▸ **GIVEN RECORDS**
▬▬▬

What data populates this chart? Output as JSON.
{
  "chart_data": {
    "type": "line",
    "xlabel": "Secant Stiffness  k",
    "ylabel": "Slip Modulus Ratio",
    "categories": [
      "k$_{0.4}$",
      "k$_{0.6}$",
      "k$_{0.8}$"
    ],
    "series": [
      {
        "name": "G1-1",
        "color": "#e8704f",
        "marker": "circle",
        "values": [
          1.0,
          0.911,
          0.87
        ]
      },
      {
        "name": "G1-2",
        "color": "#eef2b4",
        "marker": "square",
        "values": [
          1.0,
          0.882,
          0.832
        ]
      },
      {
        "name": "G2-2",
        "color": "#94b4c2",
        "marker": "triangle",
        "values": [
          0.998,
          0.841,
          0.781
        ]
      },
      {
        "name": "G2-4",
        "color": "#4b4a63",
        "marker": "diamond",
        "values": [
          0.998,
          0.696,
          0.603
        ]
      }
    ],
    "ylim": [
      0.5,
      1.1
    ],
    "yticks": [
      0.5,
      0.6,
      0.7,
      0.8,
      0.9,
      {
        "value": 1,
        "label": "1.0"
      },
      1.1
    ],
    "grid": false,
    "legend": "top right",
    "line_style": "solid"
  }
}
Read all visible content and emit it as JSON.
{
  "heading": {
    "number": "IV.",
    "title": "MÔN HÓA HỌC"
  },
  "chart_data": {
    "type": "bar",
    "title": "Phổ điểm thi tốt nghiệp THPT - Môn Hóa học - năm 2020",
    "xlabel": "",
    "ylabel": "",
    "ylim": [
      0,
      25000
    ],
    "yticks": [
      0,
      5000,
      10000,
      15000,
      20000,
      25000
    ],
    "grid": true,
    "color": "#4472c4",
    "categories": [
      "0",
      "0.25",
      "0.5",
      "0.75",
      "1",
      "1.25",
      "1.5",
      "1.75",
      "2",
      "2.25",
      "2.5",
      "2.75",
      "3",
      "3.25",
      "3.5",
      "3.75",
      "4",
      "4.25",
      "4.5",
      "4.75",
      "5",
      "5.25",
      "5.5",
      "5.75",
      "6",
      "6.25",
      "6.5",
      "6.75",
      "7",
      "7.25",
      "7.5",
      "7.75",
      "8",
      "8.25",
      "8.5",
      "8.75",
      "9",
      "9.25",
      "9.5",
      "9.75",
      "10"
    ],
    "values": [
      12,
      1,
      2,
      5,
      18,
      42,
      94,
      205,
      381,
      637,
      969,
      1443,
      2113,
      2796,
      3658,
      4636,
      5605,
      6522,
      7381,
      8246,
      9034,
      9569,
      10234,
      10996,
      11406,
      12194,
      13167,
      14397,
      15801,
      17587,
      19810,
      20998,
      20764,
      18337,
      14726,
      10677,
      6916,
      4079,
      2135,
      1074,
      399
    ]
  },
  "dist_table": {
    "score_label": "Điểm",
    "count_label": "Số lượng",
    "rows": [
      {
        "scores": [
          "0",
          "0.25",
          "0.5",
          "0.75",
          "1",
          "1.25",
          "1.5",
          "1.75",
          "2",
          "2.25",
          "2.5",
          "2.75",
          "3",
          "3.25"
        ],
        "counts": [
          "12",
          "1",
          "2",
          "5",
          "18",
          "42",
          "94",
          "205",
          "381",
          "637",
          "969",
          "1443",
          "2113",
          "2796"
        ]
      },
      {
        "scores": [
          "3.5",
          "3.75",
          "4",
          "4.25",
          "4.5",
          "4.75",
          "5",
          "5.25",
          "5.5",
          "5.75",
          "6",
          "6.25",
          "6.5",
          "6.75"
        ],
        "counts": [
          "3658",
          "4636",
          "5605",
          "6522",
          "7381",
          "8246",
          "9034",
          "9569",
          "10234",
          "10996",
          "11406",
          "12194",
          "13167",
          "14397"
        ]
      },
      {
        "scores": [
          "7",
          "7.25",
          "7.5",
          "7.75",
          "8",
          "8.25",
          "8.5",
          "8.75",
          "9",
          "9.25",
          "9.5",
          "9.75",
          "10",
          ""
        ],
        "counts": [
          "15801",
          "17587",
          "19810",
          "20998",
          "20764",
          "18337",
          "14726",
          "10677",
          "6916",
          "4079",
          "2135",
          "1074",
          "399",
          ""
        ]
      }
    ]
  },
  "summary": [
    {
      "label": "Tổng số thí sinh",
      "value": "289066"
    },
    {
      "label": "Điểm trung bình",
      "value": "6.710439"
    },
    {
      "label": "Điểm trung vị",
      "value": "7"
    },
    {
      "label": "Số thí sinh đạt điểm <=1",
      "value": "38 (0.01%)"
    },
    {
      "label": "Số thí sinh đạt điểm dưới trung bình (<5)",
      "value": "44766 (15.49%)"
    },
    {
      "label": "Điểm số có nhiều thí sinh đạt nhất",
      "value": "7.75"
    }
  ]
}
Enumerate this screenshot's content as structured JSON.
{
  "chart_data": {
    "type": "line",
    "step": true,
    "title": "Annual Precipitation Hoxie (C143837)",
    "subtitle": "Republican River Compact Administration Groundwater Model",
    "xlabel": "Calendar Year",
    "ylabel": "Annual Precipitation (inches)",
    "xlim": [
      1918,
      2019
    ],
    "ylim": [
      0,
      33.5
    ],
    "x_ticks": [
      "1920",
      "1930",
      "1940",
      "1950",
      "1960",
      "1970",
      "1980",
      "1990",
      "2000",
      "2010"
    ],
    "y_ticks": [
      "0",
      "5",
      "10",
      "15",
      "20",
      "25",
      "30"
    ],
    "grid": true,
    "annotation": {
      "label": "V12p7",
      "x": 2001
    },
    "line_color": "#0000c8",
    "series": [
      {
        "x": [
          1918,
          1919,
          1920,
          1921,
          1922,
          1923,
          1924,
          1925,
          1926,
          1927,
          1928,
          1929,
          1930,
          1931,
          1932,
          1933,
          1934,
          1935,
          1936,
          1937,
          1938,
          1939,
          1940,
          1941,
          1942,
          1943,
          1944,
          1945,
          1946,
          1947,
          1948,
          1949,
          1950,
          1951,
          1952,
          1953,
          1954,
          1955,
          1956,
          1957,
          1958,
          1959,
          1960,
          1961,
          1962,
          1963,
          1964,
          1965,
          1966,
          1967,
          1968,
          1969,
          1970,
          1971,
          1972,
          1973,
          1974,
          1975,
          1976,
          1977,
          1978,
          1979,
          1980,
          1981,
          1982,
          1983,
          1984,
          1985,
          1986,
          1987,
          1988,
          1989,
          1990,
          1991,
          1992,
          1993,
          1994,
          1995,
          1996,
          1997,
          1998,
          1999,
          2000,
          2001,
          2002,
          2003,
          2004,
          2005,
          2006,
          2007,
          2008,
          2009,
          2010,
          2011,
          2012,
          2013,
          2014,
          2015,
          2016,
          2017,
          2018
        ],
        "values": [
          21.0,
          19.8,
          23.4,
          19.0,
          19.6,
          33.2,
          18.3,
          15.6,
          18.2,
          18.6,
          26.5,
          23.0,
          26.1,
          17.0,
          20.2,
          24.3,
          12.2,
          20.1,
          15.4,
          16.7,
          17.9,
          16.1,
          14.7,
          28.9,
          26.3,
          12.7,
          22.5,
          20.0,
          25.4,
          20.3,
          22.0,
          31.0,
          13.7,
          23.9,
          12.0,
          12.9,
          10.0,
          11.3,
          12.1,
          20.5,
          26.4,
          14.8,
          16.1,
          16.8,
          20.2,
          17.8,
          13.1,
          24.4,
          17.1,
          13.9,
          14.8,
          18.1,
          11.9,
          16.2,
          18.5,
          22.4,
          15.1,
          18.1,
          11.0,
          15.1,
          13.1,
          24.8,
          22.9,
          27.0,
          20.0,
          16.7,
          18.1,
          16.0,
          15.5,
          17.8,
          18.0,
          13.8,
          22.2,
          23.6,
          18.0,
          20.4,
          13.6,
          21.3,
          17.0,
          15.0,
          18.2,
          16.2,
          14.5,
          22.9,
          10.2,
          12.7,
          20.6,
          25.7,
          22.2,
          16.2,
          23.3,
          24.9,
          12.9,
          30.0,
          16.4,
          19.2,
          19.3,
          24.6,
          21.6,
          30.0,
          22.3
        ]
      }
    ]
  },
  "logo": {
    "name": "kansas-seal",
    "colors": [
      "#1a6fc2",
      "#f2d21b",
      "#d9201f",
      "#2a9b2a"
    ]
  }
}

▬▬▬

▸ **GIVEN EXERCISE**
Extract each line from the entries above that contains the string "xlabel".

▸ **ANSWER FOR THIS EXERCISE**
    "xlabel": "Secant Stiffness  k",
    "xlabel": "",
    "xlabel": "Calendar Year",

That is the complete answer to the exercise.